- SHORT EXERCISE: Pull out every line below that holds the word "name".

- RECORDS PROVIDED:
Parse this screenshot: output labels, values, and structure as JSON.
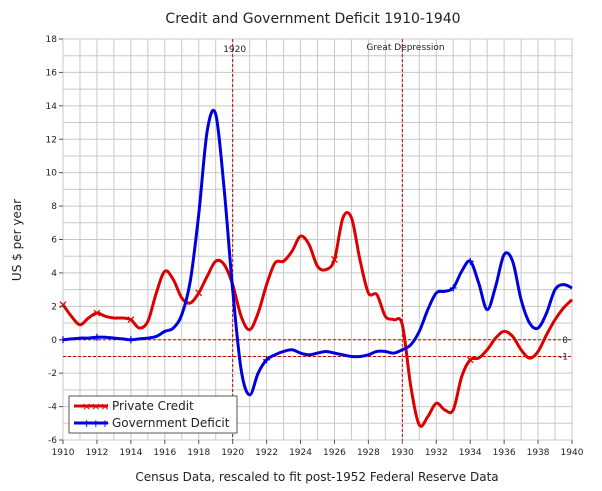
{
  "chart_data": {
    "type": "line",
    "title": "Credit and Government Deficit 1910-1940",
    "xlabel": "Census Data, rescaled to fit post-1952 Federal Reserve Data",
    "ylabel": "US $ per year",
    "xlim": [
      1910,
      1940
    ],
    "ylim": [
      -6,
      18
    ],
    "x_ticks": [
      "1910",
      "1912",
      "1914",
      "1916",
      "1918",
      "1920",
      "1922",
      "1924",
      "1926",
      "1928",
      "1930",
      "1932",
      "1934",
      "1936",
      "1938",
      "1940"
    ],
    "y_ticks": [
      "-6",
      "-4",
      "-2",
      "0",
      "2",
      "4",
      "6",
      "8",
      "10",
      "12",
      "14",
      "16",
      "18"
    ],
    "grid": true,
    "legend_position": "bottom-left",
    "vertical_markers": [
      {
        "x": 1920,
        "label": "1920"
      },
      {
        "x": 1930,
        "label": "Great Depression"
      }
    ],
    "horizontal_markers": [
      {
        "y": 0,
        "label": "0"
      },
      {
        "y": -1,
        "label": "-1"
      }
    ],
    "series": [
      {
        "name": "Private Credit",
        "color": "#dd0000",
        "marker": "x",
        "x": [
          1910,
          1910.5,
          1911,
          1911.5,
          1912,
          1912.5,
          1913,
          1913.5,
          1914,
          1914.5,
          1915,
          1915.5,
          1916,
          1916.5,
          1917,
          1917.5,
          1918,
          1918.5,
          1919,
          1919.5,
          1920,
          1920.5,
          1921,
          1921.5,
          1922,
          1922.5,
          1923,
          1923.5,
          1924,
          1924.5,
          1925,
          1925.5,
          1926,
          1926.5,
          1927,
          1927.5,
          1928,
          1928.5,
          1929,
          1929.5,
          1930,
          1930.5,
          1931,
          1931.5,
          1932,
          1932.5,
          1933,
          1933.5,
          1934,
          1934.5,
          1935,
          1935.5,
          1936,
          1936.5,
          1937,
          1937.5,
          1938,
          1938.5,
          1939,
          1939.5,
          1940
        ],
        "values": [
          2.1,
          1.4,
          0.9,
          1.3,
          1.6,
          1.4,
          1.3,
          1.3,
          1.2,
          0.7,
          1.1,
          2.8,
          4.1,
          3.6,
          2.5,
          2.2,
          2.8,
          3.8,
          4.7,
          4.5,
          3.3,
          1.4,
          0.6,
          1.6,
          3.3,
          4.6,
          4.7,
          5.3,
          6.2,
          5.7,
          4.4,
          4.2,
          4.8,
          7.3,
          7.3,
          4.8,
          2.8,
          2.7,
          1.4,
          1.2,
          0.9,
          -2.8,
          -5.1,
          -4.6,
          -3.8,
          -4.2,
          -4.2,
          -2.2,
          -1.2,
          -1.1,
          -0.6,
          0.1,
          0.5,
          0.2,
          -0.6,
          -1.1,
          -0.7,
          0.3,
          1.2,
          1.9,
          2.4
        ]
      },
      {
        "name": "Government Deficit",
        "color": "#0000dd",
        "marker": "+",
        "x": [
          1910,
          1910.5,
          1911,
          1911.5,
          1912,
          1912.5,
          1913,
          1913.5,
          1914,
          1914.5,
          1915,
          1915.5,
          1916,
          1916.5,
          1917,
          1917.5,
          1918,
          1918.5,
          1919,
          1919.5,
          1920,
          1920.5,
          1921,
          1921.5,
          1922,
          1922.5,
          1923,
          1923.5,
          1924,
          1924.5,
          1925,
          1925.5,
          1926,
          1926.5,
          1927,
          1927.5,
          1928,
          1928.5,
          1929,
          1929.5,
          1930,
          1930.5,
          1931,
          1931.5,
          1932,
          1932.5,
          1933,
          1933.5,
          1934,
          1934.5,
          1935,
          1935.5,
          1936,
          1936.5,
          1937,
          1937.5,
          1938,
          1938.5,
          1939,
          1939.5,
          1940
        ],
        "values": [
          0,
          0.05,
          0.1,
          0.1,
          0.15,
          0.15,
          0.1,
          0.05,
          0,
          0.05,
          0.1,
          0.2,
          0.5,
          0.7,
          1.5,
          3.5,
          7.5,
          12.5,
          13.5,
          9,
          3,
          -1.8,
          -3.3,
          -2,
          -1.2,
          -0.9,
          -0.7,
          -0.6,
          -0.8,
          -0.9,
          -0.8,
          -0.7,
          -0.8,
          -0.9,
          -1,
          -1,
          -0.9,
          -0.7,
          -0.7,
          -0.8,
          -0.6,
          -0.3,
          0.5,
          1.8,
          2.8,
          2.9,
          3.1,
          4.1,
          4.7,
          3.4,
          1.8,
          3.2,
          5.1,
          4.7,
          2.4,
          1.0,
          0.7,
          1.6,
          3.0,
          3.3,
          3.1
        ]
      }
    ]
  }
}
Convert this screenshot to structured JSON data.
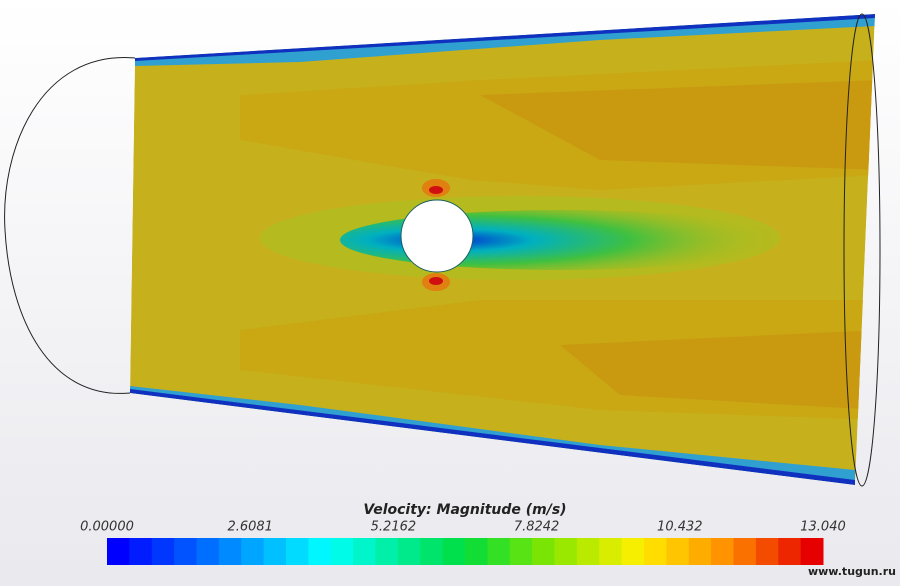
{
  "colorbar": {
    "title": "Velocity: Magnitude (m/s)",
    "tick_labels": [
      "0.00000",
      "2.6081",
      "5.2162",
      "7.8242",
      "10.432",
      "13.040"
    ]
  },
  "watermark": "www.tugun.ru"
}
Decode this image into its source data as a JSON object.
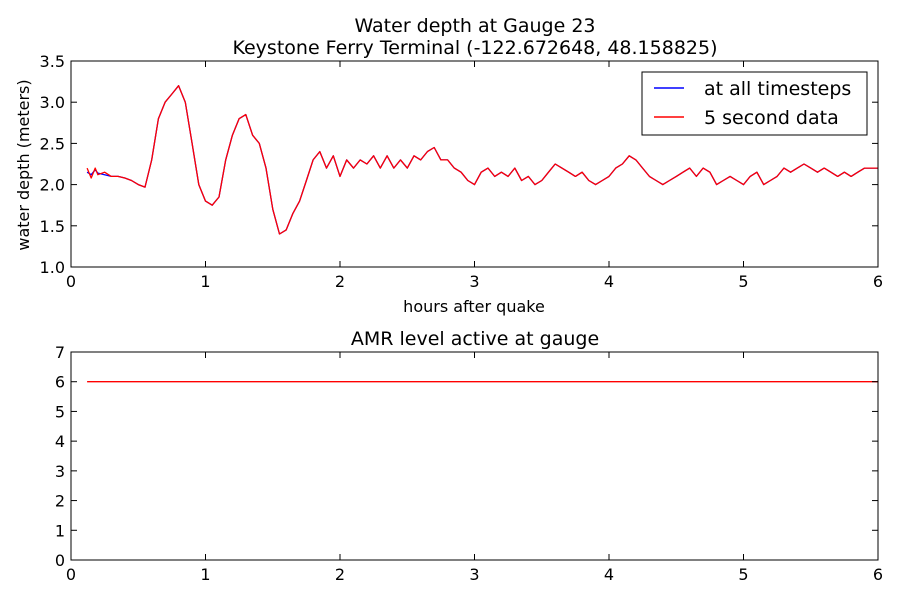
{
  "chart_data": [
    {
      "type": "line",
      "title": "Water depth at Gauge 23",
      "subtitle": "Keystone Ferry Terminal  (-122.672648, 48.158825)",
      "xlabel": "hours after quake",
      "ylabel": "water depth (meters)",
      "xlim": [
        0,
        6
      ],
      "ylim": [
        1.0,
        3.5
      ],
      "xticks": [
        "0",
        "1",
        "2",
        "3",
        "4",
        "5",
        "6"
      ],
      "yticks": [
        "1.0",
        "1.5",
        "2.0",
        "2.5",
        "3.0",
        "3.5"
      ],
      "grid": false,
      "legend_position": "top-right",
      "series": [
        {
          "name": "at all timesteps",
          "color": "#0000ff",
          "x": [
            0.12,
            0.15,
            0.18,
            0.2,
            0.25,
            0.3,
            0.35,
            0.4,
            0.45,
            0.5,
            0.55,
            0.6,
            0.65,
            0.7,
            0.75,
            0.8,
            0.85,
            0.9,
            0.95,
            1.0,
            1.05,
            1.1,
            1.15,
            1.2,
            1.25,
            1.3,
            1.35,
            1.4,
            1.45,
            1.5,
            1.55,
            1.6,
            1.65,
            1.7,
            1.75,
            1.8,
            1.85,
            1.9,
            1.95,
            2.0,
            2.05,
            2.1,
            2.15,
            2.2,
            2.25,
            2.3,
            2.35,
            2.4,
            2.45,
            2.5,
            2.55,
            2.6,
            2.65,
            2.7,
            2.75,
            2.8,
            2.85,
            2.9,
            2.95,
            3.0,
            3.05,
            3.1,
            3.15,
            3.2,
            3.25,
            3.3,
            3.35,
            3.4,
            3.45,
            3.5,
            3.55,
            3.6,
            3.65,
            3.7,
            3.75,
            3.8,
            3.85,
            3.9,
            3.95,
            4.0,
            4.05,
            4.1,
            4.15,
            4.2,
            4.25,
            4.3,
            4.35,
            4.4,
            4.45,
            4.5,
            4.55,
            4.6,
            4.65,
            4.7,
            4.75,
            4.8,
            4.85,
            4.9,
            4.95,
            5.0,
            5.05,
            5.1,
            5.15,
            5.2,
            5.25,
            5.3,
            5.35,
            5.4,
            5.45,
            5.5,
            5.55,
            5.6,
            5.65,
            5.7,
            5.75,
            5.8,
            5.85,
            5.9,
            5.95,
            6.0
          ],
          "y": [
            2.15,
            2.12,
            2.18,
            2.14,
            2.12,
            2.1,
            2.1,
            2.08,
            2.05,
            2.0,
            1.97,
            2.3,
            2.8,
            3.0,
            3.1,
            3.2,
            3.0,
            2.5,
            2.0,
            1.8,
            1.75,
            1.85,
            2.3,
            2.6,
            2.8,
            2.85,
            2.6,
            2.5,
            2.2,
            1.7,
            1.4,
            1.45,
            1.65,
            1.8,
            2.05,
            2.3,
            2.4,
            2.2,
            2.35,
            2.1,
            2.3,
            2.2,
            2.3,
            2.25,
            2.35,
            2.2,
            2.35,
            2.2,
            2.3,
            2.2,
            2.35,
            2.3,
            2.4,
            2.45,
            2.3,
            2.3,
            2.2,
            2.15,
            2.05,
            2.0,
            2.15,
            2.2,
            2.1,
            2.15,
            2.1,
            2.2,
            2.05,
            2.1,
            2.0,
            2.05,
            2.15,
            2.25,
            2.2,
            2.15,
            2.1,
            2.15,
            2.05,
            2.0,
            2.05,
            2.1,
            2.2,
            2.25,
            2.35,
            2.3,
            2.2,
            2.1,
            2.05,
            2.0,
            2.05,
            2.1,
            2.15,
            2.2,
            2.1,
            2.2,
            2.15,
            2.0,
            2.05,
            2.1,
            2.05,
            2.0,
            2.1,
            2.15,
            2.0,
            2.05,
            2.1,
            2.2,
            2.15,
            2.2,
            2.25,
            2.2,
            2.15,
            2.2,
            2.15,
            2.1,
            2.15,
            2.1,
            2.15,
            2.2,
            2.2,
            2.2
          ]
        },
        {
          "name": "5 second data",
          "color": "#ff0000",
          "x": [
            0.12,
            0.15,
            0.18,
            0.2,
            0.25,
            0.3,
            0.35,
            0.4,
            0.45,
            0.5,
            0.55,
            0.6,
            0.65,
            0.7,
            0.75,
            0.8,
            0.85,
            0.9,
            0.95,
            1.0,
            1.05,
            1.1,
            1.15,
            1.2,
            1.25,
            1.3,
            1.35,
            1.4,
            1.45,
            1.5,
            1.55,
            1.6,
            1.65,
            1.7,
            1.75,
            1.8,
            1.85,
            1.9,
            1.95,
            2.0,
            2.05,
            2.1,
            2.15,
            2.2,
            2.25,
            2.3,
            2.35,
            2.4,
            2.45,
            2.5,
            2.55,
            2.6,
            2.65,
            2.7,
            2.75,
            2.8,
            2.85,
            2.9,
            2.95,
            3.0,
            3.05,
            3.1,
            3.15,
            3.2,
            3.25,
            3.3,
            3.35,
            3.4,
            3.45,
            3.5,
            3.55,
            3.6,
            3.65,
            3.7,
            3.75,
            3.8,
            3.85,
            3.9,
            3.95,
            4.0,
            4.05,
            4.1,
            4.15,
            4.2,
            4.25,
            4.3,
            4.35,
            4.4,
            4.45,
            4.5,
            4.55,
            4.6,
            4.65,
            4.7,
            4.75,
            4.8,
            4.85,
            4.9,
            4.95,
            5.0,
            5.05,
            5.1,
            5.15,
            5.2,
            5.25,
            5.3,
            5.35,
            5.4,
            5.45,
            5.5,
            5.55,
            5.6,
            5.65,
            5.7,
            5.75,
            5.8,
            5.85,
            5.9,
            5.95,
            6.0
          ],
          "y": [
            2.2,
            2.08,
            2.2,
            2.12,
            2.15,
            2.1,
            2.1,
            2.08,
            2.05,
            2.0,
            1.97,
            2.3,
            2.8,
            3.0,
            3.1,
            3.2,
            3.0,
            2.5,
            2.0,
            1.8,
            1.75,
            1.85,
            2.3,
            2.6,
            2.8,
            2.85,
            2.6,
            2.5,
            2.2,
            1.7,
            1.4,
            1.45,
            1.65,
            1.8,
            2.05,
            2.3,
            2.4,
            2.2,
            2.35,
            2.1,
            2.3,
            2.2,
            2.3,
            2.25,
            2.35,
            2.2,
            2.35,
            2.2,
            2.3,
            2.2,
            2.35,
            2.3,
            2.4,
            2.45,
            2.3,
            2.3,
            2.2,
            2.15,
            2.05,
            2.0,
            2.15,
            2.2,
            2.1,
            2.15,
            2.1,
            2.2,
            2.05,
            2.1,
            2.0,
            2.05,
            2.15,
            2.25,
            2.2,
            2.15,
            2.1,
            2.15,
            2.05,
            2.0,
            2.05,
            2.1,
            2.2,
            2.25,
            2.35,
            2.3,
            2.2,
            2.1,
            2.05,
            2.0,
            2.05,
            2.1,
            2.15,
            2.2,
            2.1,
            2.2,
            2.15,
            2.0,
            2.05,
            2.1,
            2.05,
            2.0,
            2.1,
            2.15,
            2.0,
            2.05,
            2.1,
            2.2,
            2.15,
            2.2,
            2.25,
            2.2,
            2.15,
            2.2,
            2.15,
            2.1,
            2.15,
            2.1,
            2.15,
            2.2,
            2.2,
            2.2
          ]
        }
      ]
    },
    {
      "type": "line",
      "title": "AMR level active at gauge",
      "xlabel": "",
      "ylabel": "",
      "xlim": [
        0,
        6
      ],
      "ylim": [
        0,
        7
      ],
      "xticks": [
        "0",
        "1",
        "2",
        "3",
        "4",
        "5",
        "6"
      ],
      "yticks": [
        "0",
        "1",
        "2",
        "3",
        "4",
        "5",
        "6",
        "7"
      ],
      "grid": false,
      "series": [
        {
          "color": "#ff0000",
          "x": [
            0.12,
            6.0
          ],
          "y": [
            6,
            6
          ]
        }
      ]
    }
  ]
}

- TASK SOLUTION:
        "name": "Private Credit",
        "name": "Government Deficit",
          "name": "at all timesteps",
          "name": "5 second data",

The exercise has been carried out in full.